[Dataset records of document pages]
BEGIN
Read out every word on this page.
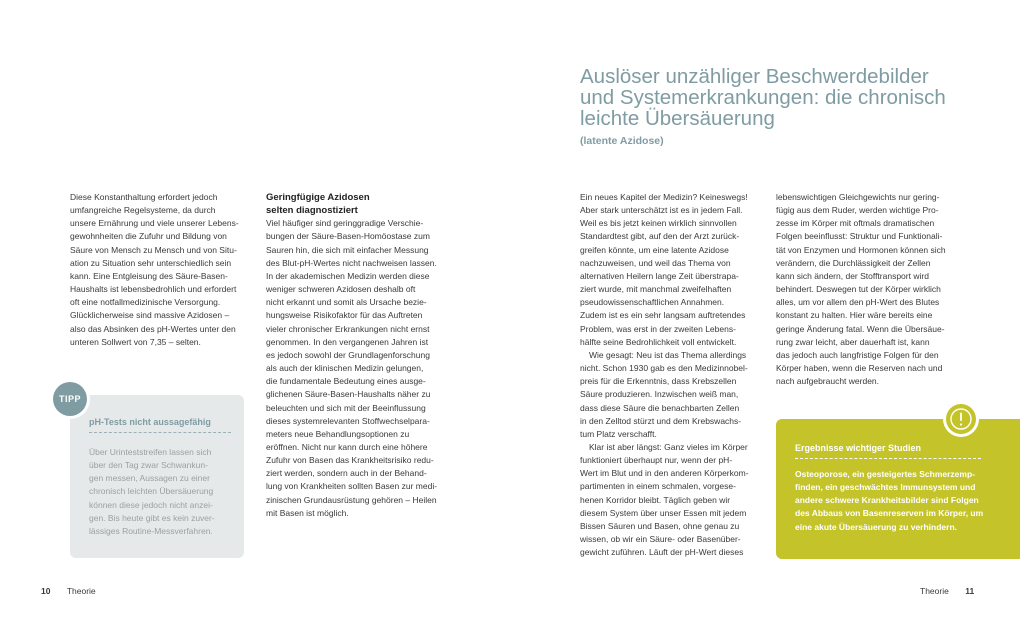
Auslöser unzähliger Beschwerdebilder
und Systemerkrankungen: die chronisch
leichte Übersäuerung
(latente Azidose)

Diese Konstanthaltung erfordert jedoch

umfangreiche Regelsysteme, da durch

unsere Ernährung und viele unserer Lebens-

gewohnheiten die Zufuhr und Bildung von

Säure von Mensch zu Mensch und von Situ-

ation zu Situation sehr unterschiedlich sein

kann. Eine Entgleisung des Säure-Basen-

Haushalts ist lebensbedrohlich und erfordert

oft eine notfallmedizinische Versorgung.

Glücklicherweise sind massive Azidosen –

also das Absinken des pH-Wertes unter den

unteren Sollwert von 7,35 – selten.

TIPP
pH-Tests nicht aussagefähig

Über Urinteststreifen lassen sich

über den Tag zwar Schwankun-

gen messen, Aussagen zu einer

chronisch leichten Übersäuerung

können diese jedoch nicht anzei-

gen. Bis heute gibt es kein zuver-

lässiges Routine-Messverfahren.

Geringfügige Azidosen

selten diagnostiziert

Viel häufiger sind geringgradige Verschie-

bungen der Säure-Basen-Homöostase zum

Sauren hin, die sich mit einfacher Messung

des Blut-pH-Wertes nicht nachweisen lassen.

In der akademischen Medizin werden diese

weniger schweren Azidosen deshalb oft

nicht erkannt und somit als Ursache bezie-

hungsweise Risikofaktor für das Auftreten

vieler chronischer Erkrankungen nicht ernst

genommen. In den vergangenen Jahren ist

es jedoch sowohl der Grundlagenforschung

als auch der klinischen Medizin gelungen,

die fundamentale Bedeutung eines ausge-

glichenen Säure-Basen-Haushalts näher zu

beleuchten und sich mit der Beeinflussung

dieses systemrelevanten Stoffwechselpara-

meters neue Behandlungsoptionen zu

eröffnen. Nicht nur kann durch eine höhere

Zufuhr von Basen das Krankheitsrisiko redu-

ziert werden, sondern auch in der Behand-

lung von Krankheiten sollten Basen zur medi-

zinischen Grundausrüstung gehören – Heilen

mit Basen ist möglich.

Ein neues Kapitel der Medizin? Keineswegs!

Aber stark unterschätzt ist es in jedem Fall.

Weil es bis jetzt keinen wirklich sinnvollen

Standardtest gibt, auf den der Arzt zurück-

greifen könnte, um eine latente Azidose

nachzuweisen, und weil das Thema von

alternativen Heilern lange Zeit überstrapa-

ziert wurde, mit manchmal zweifelhaften

pseudowissenschaftlichen Annahmen.

Zudem ist es ein sehr langsam auftretendes

Problem, was erst in der zweiten Lebens-

hälfte seine Bedrohlichkeit voll entwickelt.

Wie gesagt: Neu ist das Thema allerdings

nicht. Schon 1930 gab es den Medizinnobel-

preis für die Erkenntnis, dass Krebszellen

Säure produzieren. Inzwischen weiß man,

dass diese Säure die benachbarten Zellen

in den Zelltod stürzt und dem Krebswachs-

tum Platz verschafft.

Klar ist aber längst: Ganz vieles im Körper

funktioniert überhaupt nur, wenn der pH-

Wert im Blut und in den anderen Körperkom-

partimenten in einem schmalen, vorgese-

henen Korridor bleibt. Täglich geben wir

diesem System über unser Essen mit jedem

Bissen Säuren und Basen, ohne genau zu

wissen, ob wir ein Säure- oder Basenüber-

gewicht zuführen. Läuft der pH-Wert dieses

lebenswichtigen Gleichgewichts nur gering-

fügig aus dem Ruder, werden wichtige Pro-

zesse im Körper mit oftmals dramatischen

Folgen beeinflusst: Struktur und Funktionali-

tät von Enzymen und Hormonen können sich

verändern, die Durchlässigkeit der Zellen

kann sich ändern, der Stofftransport wird

behindert. Deswegen tut der Körper wirklich

alles, um vor allem den pH-Wert des Blutes

konstant zu halten. Hier wäre bereits eine

geringe Änderung fatal. Wenn die Übersäue-

rung zwar leicht, aber dauerhaft ist, kann

das jedoch auch langfristige Folgen für den

Körper haben, wenn die Reserven nach und

nach aufgebraucht werden.

Ergebnisse wichtiger Studien

Osteoporose, ein gesteigertes Schmerzemp-

finden, ein geschwächtes Immunsystem und

andere schwere Krankheitsbilder sind Folgen

des Abbaus von Basenreserven im Körper, um

eine akute Übersäuerung zu verhindern.

10 Theorie	Theorie 11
END
» TASK DIRECTIONS:
Count lines above with the word "Folgen". Give the number only.

» SOLVED EXERCISE:
3